Given task:
Pick every line with "icon" from the material below.

Items listed in a dataset:
================================

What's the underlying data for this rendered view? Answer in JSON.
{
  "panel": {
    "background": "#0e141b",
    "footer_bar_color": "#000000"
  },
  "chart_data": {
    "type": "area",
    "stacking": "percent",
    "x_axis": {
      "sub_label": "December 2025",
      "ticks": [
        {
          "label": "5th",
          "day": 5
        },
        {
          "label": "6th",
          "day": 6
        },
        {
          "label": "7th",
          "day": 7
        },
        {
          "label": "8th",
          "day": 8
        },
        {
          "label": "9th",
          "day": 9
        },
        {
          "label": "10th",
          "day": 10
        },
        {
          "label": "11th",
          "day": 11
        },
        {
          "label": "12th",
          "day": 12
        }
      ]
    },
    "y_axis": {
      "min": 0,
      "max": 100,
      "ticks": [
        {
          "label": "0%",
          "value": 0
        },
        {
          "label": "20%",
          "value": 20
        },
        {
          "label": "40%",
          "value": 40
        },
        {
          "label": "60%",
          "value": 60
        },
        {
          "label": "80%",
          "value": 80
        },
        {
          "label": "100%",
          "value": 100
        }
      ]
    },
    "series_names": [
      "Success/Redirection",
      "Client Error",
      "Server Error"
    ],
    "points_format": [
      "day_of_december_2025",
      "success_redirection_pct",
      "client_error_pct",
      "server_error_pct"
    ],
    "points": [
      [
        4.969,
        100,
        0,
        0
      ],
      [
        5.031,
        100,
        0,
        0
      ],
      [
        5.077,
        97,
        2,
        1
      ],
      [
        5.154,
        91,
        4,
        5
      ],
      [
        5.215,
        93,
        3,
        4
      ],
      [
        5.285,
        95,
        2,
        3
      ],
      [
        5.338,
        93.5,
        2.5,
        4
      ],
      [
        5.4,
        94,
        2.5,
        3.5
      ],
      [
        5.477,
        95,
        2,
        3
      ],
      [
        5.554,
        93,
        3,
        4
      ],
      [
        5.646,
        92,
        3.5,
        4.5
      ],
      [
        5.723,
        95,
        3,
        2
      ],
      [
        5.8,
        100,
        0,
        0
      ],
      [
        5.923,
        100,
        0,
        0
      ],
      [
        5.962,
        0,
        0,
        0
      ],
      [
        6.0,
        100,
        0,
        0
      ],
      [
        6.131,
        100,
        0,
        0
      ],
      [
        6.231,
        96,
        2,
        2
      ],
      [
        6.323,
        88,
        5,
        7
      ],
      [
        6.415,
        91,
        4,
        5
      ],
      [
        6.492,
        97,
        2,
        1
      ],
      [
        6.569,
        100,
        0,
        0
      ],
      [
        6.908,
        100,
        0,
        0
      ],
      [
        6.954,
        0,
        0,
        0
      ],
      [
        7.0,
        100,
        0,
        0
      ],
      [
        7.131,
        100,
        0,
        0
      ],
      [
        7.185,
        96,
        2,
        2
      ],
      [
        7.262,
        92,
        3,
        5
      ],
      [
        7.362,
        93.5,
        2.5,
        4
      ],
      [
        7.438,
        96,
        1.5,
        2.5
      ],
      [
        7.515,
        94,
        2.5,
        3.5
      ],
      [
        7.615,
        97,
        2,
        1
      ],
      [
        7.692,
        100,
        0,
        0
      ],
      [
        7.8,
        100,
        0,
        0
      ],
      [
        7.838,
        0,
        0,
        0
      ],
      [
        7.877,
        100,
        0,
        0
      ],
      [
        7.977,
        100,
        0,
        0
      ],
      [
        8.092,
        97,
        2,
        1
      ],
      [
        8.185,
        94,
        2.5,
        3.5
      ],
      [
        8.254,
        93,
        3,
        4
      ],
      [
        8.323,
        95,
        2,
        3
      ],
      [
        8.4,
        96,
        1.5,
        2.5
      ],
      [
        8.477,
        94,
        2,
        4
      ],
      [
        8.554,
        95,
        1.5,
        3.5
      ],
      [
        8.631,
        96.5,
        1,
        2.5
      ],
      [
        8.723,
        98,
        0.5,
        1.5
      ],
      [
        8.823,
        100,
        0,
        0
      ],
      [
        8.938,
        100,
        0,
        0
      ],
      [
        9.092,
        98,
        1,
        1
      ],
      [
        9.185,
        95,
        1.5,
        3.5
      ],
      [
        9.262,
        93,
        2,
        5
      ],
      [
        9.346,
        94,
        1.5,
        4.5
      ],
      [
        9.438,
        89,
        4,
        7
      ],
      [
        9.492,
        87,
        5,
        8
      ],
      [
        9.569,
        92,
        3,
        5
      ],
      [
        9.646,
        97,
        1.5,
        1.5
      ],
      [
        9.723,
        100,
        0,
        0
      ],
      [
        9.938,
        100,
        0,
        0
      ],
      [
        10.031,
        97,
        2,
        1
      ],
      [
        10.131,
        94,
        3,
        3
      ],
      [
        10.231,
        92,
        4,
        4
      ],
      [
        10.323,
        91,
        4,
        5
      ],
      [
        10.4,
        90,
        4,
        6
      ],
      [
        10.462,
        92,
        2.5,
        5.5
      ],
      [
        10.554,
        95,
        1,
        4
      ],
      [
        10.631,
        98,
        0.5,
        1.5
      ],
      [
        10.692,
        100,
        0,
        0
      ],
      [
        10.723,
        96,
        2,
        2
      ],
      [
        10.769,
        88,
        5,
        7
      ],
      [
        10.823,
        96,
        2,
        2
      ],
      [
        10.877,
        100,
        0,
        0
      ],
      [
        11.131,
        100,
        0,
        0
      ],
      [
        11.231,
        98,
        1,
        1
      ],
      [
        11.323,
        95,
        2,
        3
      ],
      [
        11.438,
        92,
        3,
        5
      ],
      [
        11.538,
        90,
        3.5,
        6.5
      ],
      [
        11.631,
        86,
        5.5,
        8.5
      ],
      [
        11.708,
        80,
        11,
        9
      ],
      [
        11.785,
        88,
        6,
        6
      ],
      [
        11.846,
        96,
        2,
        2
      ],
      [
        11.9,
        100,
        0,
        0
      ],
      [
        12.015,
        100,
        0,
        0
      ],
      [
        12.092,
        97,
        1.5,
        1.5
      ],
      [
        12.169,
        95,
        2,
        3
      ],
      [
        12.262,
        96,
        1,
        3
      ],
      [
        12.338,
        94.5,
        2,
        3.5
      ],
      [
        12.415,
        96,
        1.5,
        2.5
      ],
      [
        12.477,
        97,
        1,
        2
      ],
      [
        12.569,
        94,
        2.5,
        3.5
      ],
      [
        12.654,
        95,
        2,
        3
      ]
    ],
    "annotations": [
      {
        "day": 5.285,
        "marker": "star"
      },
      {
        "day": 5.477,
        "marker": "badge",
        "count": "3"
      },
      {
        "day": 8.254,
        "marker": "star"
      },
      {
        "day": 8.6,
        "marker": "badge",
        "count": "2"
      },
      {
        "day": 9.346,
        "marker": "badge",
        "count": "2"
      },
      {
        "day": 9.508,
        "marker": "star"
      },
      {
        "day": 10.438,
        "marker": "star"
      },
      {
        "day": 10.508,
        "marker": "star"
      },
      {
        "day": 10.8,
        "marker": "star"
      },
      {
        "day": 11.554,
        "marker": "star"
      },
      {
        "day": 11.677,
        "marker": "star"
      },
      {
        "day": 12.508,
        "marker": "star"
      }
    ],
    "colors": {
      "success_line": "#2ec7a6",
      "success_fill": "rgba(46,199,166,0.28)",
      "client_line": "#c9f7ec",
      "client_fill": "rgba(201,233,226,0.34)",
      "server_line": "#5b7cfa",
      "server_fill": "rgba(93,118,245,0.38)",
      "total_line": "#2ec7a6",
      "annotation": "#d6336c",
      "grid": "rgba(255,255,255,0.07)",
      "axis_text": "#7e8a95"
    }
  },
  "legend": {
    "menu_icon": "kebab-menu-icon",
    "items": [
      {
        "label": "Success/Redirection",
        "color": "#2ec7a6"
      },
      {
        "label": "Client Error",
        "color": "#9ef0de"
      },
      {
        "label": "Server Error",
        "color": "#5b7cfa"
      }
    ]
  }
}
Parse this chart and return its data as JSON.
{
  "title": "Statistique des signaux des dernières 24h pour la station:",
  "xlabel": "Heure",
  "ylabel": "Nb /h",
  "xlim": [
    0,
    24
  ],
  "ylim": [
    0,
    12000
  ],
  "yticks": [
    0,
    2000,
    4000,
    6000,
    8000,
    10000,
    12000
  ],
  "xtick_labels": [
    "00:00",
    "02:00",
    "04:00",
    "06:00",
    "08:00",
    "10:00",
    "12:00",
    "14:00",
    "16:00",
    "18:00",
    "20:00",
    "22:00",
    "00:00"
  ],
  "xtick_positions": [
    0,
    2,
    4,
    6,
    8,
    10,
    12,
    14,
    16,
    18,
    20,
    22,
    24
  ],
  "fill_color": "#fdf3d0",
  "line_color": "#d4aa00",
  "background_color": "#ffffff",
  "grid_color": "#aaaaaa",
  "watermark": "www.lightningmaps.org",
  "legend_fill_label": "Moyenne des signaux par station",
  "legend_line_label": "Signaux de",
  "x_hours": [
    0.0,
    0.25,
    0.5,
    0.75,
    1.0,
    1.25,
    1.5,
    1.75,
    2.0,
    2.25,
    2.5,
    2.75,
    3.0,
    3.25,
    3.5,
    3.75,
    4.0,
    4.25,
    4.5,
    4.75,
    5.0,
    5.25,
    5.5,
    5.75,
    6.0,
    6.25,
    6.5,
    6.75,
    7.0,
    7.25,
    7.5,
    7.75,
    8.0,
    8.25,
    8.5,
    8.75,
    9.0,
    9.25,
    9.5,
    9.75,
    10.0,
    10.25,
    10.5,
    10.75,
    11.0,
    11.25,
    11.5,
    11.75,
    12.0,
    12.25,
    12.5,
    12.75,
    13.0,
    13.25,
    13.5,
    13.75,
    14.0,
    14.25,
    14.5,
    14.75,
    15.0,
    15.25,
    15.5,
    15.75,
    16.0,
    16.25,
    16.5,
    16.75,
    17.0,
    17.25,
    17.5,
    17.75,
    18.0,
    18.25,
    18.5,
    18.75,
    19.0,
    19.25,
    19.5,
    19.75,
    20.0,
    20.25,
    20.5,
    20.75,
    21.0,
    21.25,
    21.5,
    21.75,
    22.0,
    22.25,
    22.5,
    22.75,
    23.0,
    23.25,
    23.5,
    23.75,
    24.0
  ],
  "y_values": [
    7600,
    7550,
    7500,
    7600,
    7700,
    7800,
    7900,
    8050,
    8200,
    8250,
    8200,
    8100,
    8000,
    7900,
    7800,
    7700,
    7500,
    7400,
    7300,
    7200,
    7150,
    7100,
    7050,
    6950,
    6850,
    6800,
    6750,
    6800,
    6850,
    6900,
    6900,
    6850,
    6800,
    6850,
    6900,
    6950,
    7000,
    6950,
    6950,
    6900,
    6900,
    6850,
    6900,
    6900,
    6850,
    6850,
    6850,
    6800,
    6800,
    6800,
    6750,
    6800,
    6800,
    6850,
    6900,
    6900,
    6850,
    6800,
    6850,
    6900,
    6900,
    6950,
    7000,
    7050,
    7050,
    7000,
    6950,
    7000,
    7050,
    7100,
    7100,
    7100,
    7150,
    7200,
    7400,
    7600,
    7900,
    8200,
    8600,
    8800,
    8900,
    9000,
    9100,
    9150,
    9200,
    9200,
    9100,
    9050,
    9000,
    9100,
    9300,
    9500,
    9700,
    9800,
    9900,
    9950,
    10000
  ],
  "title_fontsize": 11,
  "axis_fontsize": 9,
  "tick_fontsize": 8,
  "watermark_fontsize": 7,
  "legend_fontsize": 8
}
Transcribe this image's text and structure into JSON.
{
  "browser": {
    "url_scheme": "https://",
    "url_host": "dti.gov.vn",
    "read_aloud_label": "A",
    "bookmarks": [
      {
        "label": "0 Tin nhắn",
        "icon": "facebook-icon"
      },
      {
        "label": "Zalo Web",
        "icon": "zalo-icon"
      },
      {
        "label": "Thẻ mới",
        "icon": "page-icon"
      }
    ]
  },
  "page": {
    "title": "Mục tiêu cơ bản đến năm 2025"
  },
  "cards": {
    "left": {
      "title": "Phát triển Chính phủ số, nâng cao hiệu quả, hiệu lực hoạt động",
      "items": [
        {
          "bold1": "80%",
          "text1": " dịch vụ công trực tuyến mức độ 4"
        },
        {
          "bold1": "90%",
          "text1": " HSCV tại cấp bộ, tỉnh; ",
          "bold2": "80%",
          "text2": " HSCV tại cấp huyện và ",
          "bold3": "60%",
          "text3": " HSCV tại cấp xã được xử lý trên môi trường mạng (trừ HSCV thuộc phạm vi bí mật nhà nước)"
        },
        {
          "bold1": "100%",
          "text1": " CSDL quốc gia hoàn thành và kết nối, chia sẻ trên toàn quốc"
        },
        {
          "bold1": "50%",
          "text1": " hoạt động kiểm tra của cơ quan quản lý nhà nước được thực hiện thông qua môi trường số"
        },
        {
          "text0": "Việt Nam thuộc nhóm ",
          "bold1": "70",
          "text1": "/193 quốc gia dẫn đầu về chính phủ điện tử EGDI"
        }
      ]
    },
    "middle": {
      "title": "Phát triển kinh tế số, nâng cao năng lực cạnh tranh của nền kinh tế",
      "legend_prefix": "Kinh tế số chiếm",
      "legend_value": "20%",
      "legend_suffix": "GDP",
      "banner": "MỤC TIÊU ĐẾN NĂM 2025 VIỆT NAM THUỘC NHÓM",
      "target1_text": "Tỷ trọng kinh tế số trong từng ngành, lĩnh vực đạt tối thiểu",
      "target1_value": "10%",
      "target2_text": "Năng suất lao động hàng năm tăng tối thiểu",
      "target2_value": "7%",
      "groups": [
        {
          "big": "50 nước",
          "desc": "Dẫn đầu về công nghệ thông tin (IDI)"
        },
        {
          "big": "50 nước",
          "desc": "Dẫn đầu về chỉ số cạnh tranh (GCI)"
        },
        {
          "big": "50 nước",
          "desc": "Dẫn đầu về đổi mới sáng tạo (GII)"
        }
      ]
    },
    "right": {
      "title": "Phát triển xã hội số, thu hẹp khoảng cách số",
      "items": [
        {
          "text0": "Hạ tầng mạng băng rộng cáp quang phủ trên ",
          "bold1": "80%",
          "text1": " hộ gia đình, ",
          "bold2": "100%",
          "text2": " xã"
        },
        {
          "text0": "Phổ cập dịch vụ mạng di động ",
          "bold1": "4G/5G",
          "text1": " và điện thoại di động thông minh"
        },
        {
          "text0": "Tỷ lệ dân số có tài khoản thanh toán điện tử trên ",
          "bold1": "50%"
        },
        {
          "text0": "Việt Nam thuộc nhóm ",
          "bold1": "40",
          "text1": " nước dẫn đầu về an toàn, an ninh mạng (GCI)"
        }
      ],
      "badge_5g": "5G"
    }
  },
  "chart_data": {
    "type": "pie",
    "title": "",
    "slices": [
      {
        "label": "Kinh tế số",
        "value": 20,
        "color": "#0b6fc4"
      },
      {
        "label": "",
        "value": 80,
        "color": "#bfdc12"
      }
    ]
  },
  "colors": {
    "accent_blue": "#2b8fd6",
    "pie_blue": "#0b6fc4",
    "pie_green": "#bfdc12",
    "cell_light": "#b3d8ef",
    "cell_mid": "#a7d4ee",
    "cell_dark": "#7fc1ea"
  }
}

================================

The answer:
    "menu_icon": "kebab-menu-icon",
        "icon": "facebook-icon"
        "icon": "zalo-icon"
        "icon": "page-icon"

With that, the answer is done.